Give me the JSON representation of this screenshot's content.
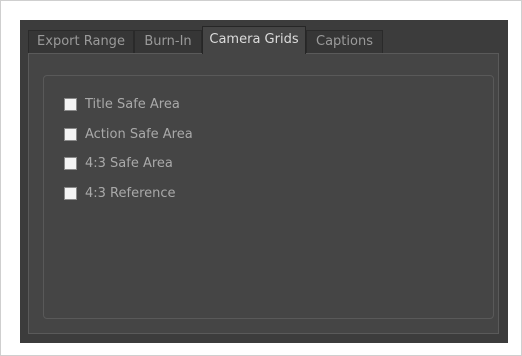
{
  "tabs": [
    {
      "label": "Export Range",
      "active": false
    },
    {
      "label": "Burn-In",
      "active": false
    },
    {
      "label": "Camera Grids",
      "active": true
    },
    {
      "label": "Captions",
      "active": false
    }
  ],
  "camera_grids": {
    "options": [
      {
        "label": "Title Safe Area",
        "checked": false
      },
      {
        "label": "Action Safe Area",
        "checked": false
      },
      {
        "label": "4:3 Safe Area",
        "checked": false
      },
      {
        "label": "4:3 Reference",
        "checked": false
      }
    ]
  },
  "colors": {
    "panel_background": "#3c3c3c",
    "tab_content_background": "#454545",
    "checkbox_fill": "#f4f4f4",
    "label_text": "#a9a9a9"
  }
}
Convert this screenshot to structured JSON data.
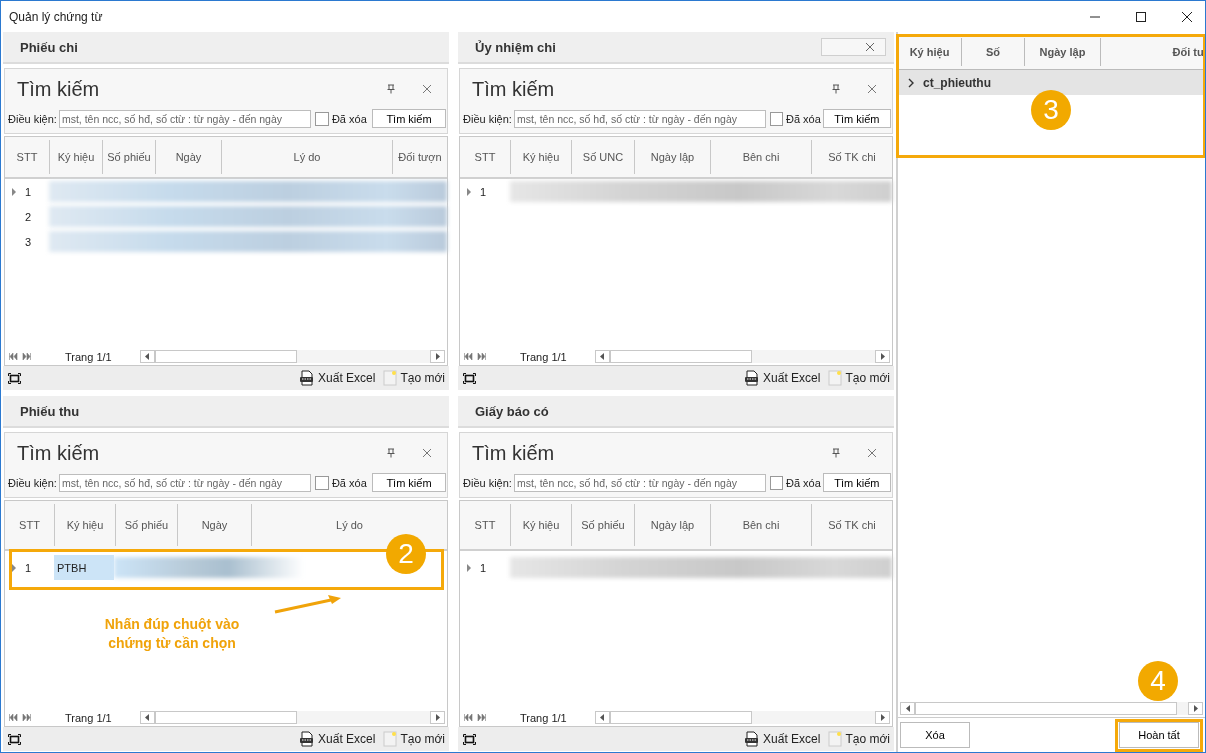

════════

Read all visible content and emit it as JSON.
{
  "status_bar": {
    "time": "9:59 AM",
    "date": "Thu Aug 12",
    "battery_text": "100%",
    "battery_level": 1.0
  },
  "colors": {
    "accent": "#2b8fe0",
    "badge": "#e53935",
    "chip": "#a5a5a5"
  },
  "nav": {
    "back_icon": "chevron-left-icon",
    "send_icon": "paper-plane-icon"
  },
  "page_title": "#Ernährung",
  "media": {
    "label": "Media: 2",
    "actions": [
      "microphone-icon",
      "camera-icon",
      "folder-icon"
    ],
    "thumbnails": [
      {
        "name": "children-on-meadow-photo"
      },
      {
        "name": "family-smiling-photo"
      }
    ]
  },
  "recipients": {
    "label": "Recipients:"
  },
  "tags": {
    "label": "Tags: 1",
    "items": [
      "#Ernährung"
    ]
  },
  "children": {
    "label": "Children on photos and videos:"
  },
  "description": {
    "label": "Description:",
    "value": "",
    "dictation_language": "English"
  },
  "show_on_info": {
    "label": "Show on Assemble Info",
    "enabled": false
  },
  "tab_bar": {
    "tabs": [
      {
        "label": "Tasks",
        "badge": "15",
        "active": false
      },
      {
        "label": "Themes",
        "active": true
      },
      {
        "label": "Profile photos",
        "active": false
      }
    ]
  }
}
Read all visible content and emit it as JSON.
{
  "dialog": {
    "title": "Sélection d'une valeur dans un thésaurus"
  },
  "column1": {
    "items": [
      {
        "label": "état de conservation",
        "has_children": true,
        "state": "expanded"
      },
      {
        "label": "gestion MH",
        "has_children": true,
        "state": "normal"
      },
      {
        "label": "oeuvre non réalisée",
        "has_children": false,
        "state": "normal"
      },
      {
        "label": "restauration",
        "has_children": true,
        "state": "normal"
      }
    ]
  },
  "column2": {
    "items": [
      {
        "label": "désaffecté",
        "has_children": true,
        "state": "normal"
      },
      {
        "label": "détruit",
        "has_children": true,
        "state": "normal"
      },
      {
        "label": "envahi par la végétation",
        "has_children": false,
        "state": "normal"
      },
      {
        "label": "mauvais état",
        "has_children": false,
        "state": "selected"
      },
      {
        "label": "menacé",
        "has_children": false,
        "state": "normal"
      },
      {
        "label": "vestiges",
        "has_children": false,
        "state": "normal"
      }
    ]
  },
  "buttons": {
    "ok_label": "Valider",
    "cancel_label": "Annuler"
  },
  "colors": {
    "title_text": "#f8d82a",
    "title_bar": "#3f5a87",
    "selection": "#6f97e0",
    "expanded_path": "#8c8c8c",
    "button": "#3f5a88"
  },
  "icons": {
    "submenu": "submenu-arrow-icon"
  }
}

════════

### What is expected
Print exactly the lines from the line containing "Give me the" through the line containing "Convert this screenshot", and omit any picture found among them.

### Output for this task
Give me the JSON representation of this screenshot's content.
{
  "tabs": [
    {
      "label": "Export Range",
      "active": false
    },
    {
      "label": "Burn-In",
      "active": false
    },
    {
      "label": "Camera Grids",
      "active": true
    },
    {
      "label": "Captions",
      "active": false
    }
  ],
  "camera_grids": {
    "options": [
      {
        "label": "Title Safe Area",
        "checked": false
      },
      {
        "label": "Action Safe Area",
        "checked": false
      },
      {
        "label": "4:3 Safe Area",
        "checked": false
      },
      {
        "label": "4:3 Reference",
        "checked": false
      }
    ]
  },
  "colors": {
    "panel_background": "#3c3c3c",
    "tab_content_background": "#454545",
    "checkbox_fill": "#f4f4f4",
    "label_text": "#a9a9a9"
  }
}
Convert this screenshot to structured JSON data.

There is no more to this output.